> **EXERCISE TASK**
Type out the material below exactly.

> **PROVIDED DATA**
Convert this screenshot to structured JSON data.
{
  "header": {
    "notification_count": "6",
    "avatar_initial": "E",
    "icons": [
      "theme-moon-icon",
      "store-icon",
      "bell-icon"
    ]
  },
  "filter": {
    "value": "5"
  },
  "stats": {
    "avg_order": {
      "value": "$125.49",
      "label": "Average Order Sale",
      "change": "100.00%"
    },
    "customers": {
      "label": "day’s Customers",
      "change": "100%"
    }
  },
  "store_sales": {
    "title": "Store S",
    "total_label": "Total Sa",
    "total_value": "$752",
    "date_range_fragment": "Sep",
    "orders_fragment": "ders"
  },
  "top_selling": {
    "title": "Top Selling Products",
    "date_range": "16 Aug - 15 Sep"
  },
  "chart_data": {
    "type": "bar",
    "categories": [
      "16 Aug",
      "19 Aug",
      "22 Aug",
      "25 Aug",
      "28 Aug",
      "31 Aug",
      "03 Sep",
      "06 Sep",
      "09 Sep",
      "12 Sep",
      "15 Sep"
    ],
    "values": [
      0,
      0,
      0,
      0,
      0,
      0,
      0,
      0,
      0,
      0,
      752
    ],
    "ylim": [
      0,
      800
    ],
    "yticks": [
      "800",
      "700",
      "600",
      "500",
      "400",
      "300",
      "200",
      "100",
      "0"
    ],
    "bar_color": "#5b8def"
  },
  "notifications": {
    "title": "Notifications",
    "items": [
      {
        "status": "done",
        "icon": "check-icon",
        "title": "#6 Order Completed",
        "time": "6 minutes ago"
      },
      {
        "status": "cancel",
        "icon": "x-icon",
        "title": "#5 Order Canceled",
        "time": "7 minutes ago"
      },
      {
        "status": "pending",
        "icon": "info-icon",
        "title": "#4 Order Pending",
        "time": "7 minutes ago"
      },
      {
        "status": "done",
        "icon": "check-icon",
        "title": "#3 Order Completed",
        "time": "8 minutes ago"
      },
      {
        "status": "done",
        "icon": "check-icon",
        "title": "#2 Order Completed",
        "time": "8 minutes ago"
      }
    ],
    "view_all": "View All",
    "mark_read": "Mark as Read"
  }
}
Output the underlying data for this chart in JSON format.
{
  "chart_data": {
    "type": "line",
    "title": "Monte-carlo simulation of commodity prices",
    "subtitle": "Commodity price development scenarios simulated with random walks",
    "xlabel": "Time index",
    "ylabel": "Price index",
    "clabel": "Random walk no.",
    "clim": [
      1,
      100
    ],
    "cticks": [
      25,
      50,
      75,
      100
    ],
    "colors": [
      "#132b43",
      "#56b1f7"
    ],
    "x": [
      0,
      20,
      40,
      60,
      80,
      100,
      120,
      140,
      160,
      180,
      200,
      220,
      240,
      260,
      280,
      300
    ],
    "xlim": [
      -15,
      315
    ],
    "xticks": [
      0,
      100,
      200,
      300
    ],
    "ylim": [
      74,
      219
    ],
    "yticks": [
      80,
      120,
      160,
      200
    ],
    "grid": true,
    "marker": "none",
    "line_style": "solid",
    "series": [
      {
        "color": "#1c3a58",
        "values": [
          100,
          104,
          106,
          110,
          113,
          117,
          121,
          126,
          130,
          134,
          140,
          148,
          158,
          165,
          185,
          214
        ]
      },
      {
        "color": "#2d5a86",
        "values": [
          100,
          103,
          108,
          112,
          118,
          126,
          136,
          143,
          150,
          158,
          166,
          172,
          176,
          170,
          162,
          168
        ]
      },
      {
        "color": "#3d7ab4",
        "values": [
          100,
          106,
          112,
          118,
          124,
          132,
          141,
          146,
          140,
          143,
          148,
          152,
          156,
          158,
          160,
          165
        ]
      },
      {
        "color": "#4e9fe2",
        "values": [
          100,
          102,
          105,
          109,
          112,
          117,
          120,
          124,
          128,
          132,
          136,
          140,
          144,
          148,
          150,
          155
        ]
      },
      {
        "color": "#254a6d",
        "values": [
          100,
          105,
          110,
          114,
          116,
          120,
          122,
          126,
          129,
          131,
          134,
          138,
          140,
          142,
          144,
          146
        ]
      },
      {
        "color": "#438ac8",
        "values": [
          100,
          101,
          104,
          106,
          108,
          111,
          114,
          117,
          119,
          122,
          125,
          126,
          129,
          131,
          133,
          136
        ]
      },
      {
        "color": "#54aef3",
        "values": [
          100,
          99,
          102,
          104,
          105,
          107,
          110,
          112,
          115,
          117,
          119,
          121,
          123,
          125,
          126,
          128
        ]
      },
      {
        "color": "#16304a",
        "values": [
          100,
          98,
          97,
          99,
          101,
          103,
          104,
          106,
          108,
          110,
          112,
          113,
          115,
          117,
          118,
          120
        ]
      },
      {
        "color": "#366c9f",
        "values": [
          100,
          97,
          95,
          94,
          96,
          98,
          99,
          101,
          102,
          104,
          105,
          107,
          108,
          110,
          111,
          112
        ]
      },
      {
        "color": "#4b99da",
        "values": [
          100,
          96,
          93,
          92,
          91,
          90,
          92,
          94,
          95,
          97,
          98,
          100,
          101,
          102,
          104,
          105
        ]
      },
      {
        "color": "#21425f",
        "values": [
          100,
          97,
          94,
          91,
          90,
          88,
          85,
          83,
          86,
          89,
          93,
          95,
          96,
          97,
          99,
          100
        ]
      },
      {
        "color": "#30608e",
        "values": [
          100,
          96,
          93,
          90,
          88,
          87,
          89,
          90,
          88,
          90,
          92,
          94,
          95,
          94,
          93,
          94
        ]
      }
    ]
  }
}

> **COMPLETE RESPONSE**
Convert this screenshot to structured JSON data.
{
  "header": {
    "notification_count": "6",
    "avatar_initial": "E",
    "icons": [
      "theme-moon-icon",
      "store-icon",
      "bell-icon"
    ]
  },
  "filter": {
    "value": "5"
  },
  "stats": {
    "avg_order": {
      "value": "$125.49",
      "label": "Average Order Sale",
      "change": "100.00%"
    },
    "customers": {
      "label": "day’s Customers",
      "change": "100%"
    }
  },
  "store_sales": {
    "title": "Store S",
    "total_label": "Total Sa",
    "total_value": "$752",
    "date_range_fragment": "Sep",
    "orders_fragment": "ders"
  },
  "top_selling": {
    "title": "Top Selling Products",
    "date_range": "16 Aug - 15 Sep"
  },
  "chart_data": {
    "type": "bar",
    "categories": [
      "16 Aug",
      "19 Aug",
      "22 Aug",
      "25 Aug",
      "28 Aug",
      "31 Aug",
      "03 Sep",
      "06 Sep",
      "09 Sep",
      "12 Sep",
      "15 Sep"
    ],
    "values": [
      0,
      0,
      0,
      0,
      0,
      0,
      0,
      0,
      0,
      0,
      752
    ],
    "ylim": [
      0,
      800
    ],
    "yticks": [
      "800",
      "700",
      "600",
      "500",
      "400",
      "300",
      "200",
      "100",
      "0"
    ],
    "bar_color": "#5b8def"
  },
  "notifications": {
    "title": "Notifications",
    "items": [
      {
        "status": "done",
        "icon": "check-icon",
        "title": "#6 Order Completed",
        "time": "6 minutes ago"
      },
      {
        "status": "cancel",
        "icon": "x-icon",
        "title": "#5 Order Canceled",
        "time": "7 minutes ago"
      },
      {
        "status": "pending",
        "icon": "info-icon",
        "title": "#4 Order Pending",
        "time": "7 minutes ago"
      },
      {
        "status": "done",
        "icon": "check-icon",
        "title": "#3 Order Completed",
        "time": "8 minutes ago"
      },
      {
        "status": "done",
        "icon": "check-icon",
        "title": "#2 Order Completed",
        "time": "8 minutes ago"
      }
    ],
    "view_all": "View All",
    "mark_read": "Mark as Read"
  }
}
Output the underlying data for this chart in JSON format.
{
  "chart_data": {
    "type": "line",
    "title": "Monte-carlo simulation of commodity prices",
    "subtitle": "Commodity price development scenarios simulated with random walks",
    "xlabel": "Time index",
    "ylabel": "Price index",
    "clabel": "Random walk no.",
    "clim": [
      1,
      100
    ],
    "cticks": [
      25,
      50,
      75,
      100
    ],
    "colors": [
      "#132b43",
      "#56b1f7"
    ],
    "x": [
      0,
      20,
      40,
      60,
      80,
      100,
      120,
      140,
      160,
      180,
      200,
      220,
      240,
      260,
      280,
      300
    ],
    "xlim": [
      -15,
      315
    ],
    "xticks": [
      0,
      100,
      200,
      300
    ],
    "ylim": [
      74,
      219
    ],
    "yticks": [
      80,
      120,
      160,
      200
    ],
    "grid": true,
    "marker": "none",
    "line_style": "solid",
    "series": [
      {
        "color": "#1c3a58",
        "values": [
          100,
          104,
          106,
          110,
          113,
          117,
          121,
          126,
          130,
          134,
          140,
          148,
          158,
          165,
          185,
          214
        ]
      },
      {
        "color": "#2d5a86",
        "values": [
          100,
          103,
          108,
          112,
          118,
          126,
          136,
          143,
          150,
          158,
          166,
          172,
          176,
          170,
          162,
          168
        ]
      },
      {
        "color": "#3d7ab4",
        "values": [
          100,
          106,
          112,
          118,
          124,
          132,
          141,
          146,
          140,
          143,
          148,
          152,
          156,
          158,
          160,
          165
        ]
      },
      {
        "color": "#4e9fe2",
        "values": [
          100,
          102,
          105,
          109,
          112,
          117,
          120,
          124,
          128,
          132,
          136,
          140,
          144,
          148,
          150,
          155
        ]
      },
      {
        "color": "#254a6d",
        "values": [
          100,
          105,
          110,
          114,
          116,
          120,
          122,
          126,
          129,
          131,
          134,
          138,
          140,
          142,
          144,
          146
        ]
      },
      {
        "color": "#438ac8",
        "values": [
          100,
          101,
          104,
          106,
          108,
          111,
          114,
          117,
          119,
          122,
          125,
          126,
          129,
          131,
          133,
          136
        ]
      },
      {
        "color": "#54aef3",
        "values": [
          100,
          99,
          102,
          104,
          105,
          107,
          110,
          112,
          115,
          117,
          119,
          121,
          123,
          125,
          126,
          128
        ]
      },
      {
        "color": "#16304a",
        "values": [
          100,
          98,
          97,
          99,
          101,
          103,
          104,
          106,
          108,
          110,
          112,
          113,
          115,
          117,
          118,
          120
        ]
      },
      {
        "color": "#366c9f",
        "values": [
          100,
          97,
          95,
          94,
          96,
          98,
          99,
          101,
          102,
          104,
          105,
          107,
          108,
          110,
          111,
          112
        ]
      },
      {
        "color": "#4b99da",
        "values": [
          100,
          96,
          93,
          92,
          91,
          90,
          92,
          94,
          95,
          97,
          98,
          100,
          101,
          102,
          104,
          105
        ]
      },
      {
        "color": "#21425f",
        "values": [
          100,
          97,
          94,
          91,
          90,
          88,
          85,
          83,
          86,
          89,
          93,
          95,
          96,
          97,
          99,
          100
        ]
      },
      {
        "color": "#30608e",
        "values": [
          100,
          96,
          93,
          90,
          88,
          87,
          89,
          90,
          88,
          90,
          92,
          94,
          95,
          94,
          93,
          94
        ]
      }
    ]
  }
}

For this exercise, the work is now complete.